-- Short problem --
Pull each line holding the word "into" from the data.

[Data entries]
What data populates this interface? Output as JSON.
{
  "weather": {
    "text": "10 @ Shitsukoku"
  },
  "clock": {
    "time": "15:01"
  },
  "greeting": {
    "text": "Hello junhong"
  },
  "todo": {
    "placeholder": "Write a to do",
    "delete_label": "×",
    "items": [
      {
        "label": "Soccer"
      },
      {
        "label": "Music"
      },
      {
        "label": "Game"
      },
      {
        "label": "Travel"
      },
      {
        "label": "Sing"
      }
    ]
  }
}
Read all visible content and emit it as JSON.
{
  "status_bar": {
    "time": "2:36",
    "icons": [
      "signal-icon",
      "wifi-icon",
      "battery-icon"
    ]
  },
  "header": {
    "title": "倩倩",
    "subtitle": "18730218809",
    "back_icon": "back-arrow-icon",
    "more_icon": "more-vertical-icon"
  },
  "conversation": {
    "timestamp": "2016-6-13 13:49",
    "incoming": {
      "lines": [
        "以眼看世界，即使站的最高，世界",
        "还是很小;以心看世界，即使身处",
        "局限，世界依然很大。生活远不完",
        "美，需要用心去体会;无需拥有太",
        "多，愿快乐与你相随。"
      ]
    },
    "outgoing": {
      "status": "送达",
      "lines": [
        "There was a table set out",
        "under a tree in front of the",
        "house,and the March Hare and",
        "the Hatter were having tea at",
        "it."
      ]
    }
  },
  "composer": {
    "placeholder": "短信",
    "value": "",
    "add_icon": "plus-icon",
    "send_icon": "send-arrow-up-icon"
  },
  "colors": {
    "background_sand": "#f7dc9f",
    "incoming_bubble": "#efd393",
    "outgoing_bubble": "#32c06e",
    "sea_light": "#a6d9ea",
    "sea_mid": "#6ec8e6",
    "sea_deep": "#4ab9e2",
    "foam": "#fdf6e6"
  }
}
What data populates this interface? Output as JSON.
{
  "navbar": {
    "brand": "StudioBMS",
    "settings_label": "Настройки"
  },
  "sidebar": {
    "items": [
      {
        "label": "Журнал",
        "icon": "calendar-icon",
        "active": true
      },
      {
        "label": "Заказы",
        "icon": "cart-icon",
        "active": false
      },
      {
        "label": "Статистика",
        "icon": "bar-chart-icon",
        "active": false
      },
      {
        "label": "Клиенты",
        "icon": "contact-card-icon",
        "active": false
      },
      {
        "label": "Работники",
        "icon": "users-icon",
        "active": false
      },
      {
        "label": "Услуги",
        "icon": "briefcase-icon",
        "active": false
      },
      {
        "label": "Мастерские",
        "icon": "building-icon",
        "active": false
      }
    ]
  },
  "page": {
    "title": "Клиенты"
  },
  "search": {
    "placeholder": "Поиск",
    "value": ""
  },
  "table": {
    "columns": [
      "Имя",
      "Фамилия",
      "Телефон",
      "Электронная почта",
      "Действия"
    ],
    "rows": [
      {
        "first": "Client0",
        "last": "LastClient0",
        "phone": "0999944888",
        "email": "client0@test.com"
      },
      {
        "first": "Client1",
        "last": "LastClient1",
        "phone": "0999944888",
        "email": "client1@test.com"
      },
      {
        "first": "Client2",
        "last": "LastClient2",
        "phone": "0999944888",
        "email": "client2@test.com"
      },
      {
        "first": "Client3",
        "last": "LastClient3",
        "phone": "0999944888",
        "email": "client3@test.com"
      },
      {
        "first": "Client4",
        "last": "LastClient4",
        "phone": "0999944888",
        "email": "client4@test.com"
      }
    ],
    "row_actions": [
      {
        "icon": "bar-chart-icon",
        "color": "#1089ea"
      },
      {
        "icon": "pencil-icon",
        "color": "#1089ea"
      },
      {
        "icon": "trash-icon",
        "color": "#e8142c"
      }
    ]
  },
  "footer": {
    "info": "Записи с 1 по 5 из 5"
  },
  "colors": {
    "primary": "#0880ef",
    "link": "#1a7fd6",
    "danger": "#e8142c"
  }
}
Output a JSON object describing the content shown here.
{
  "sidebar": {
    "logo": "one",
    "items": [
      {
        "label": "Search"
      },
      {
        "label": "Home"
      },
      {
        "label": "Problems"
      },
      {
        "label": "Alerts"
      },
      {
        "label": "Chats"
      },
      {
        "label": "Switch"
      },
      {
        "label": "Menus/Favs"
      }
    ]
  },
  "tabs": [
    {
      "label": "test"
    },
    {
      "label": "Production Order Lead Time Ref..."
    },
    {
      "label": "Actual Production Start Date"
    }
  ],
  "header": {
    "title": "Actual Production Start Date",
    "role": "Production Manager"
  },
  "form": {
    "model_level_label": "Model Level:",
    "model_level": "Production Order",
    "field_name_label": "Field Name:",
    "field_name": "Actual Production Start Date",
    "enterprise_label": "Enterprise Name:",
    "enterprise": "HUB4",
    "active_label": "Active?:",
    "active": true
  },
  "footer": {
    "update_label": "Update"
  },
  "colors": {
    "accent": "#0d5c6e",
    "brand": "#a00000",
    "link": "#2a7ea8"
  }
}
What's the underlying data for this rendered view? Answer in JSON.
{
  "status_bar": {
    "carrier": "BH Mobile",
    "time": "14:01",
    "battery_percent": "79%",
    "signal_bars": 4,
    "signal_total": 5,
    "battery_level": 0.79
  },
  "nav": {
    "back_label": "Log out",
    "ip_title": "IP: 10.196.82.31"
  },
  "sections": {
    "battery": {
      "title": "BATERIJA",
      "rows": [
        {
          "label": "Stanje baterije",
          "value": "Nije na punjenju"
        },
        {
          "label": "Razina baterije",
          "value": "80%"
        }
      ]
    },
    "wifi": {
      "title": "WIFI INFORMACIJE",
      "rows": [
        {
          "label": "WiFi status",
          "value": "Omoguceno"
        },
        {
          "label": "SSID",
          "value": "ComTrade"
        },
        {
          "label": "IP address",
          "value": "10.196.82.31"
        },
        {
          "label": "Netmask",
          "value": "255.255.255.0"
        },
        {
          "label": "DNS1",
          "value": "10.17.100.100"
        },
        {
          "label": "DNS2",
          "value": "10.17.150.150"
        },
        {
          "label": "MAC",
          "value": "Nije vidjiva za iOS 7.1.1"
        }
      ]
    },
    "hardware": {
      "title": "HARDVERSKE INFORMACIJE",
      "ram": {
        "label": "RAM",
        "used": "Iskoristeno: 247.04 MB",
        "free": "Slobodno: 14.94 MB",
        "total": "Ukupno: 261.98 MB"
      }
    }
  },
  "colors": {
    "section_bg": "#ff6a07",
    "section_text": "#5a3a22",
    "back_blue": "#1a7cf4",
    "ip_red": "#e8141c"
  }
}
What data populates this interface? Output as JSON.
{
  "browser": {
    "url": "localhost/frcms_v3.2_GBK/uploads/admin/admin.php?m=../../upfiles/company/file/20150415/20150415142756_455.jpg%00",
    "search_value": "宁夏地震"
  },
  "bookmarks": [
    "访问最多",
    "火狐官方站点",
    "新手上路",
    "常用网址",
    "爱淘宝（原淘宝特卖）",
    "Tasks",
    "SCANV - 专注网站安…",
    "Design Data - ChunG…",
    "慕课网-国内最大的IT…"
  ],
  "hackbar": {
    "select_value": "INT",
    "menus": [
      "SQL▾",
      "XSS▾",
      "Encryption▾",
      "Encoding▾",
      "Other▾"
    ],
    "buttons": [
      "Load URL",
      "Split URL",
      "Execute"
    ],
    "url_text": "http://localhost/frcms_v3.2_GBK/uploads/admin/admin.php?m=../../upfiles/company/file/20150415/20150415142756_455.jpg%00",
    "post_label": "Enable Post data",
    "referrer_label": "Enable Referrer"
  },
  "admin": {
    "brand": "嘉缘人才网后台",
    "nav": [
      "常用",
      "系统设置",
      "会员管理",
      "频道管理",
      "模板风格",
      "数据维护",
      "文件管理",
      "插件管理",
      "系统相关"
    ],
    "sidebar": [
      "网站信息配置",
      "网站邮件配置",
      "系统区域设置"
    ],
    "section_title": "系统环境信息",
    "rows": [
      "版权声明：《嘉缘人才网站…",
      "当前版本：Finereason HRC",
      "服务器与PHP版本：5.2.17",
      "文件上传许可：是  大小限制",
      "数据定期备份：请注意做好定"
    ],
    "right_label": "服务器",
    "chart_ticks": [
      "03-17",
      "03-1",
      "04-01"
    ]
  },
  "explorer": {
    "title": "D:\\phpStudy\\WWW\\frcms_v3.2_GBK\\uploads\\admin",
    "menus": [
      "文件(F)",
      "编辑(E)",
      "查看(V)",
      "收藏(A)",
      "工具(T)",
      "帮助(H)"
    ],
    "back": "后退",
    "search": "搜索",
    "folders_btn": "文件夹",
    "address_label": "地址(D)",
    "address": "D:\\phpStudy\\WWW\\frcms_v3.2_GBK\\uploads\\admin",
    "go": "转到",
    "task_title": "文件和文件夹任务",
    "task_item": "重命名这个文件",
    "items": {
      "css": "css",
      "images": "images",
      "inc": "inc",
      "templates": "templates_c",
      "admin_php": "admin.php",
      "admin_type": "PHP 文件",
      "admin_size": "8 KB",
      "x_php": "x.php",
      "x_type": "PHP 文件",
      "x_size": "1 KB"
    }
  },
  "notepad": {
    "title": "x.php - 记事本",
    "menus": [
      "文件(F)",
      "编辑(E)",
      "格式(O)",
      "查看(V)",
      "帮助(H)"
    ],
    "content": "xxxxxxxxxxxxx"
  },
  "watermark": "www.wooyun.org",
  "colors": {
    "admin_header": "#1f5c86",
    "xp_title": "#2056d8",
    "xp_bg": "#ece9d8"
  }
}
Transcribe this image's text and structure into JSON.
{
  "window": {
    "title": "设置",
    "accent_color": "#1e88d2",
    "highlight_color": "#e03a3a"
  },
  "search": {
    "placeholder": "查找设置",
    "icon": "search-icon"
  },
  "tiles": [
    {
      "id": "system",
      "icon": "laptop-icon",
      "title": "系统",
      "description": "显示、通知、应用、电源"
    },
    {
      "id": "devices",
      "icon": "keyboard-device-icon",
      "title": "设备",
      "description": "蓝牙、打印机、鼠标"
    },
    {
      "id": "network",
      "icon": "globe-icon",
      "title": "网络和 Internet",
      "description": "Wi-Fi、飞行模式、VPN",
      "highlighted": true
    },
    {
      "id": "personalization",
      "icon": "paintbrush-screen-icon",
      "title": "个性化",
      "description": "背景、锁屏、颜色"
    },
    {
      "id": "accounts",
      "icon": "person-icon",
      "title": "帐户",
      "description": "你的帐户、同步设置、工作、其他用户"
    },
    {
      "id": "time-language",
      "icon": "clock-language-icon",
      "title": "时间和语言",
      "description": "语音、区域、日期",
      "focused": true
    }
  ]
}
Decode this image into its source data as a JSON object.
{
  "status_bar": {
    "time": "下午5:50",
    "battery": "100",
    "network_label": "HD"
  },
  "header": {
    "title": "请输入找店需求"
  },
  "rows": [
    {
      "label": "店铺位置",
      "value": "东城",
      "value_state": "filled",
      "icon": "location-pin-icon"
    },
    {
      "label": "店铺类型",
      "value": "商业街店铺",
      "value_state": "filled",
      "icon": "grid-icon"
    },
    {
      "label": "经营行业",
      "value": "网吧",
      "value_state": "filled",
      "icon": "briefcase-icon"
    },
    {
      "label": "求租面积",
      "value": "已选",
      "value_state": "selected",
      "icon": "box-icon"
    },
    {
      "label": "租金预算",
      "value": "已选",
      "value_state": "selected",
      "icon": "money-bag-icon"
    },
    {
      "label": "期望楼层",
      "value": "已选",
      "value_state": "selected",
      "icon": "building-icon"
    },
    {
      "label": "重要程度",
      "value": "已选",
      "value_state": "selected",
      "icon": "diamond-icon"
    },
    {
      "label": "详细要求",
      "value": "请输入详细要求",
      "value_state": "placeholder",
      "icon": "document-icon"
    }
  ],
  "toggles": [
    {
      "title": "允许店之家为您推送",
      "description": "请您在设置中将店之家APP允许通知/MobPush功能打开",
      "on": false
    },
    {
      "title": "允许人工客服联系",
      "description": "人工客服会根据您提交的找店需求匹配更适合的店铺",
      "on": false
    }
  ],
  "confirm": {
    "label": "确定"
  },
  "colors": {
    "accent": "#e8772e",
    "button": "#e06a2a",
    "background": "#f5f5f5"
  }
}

-- Finished exercise --
Transcribe this image's text and structure into JSON.
Decode this image into its source data as a JSON object.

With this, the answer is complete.